▸ Input material
»»

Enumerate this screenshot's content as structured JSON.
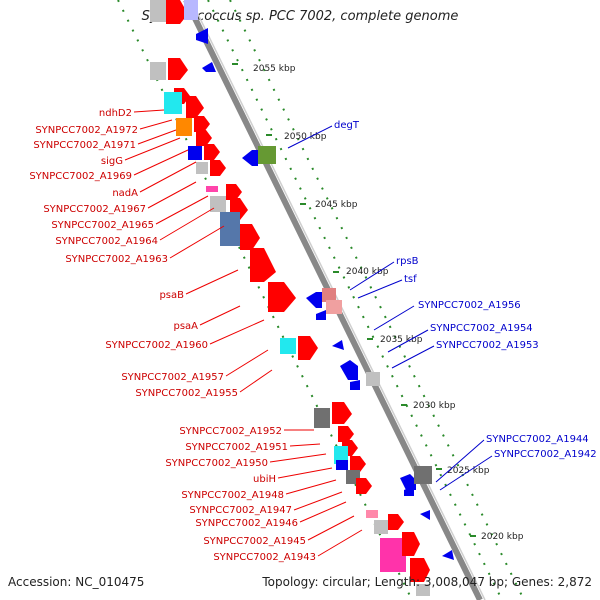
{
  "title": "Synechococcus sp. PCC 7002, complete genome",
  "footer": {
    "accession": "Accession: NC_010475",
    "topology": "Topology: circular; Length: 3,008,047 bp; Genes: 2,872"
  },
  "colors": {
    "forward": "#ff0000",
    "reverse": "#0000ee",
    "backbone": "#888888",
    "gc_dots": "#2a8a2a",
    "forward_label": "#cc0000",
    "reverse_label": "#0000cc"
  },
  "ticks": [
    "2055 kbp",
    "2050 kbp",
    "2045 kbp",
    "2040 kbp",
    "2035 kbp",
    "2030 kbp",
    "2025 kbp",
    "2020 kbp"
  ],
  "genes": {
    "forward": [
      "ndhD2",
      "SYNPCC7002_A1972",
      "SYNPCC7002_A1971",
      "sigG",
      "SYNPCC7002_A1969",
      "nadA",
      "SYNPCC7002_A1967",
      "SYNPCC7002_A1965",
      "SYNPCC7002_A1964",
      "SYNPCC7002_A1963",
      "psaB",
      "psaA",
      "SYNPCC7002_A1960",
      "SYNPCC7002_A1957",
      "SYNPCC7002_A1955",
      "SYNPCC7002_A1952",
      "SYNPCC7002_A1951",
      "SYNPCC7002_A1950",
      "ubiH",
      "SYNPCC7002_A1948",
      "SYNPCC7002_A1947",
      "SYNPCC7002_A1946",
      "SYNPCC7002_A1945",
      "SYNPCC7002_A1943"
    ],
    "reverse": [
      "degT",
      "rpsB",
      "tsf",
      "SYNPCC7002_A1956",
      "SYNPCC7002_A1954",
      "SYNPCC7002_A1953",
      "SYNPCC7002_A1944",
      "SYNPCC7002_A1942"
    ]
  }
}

««

▸ What you are asked to do
Excluding the images, return each record above precisely as written.

▸ Exercise answer
Enumerate this screenshot's content as structured JSON.
{
  "title": "Synechococcus sp. PCC 7002, complete genome",
  "footer": {
    "accession": "Accession: NC_010475",
    "topology": "Topology: circular; Length: 3,008,047 bp; Genes: 2,872"
  },
  "colors": {
    "forward": "#ff0000",
    "reverse": "#0000ee",
    "backbone": "#888888",
    "gc_dots": "#2a8a2a",
    "forward_label": "#cc0000",
    "reverse_label": "#0000cc"
  },
  "ticks": [
    "2055 kbp",
    "2050 kbp",
    "2045 kbp",
    "2040 kbp",
    "2035 kbp",
    "2030 kbp",
    "2025 kbp",
    "2020 kbp"
  ],
  "genes": {
    "forward": [
      "ndhD2",
      "SYNPCC7002_A1972",
      "SYNPCC7002_A1971",
      "sigG",
      "SYNPCC7002_A1969",
      "nadA",
      "SYNPCC7002_A1967",
      "SYNPCC7002_A1965",
      "SYNPCC7002_A1964",
      "SYNPCC7002_A1963",
      "psaB",
      "psaA",
      "SYNPCC7002_A1960",
      "SYNPCC7002_A1957",
      "SYNPCC7002_A1955",
      "SYNPCC7002_A1952",
      "SYNPCC7002_A1951",
      "SYNPCC7002_A1950",
      "ubiH",
      "SYNPCC7002_A1948",
      "SYNPCC7002_A1947",
      "SYNPCC7002_A1946",
      "SYNPCC7002_A1945",
      "SYNPCC7002_A1943"
    ],
    "reverse": [
      "degT",
      "rpsB",
      "tsf",
      "SYNPCC7002_A1956",
      "SYNPCC7002_A1954",
      "SYNPCC7002_A1953",
      "SYNPCC7002_A1944",
      "SYNPCC7002_A1942"
    ]
  }
}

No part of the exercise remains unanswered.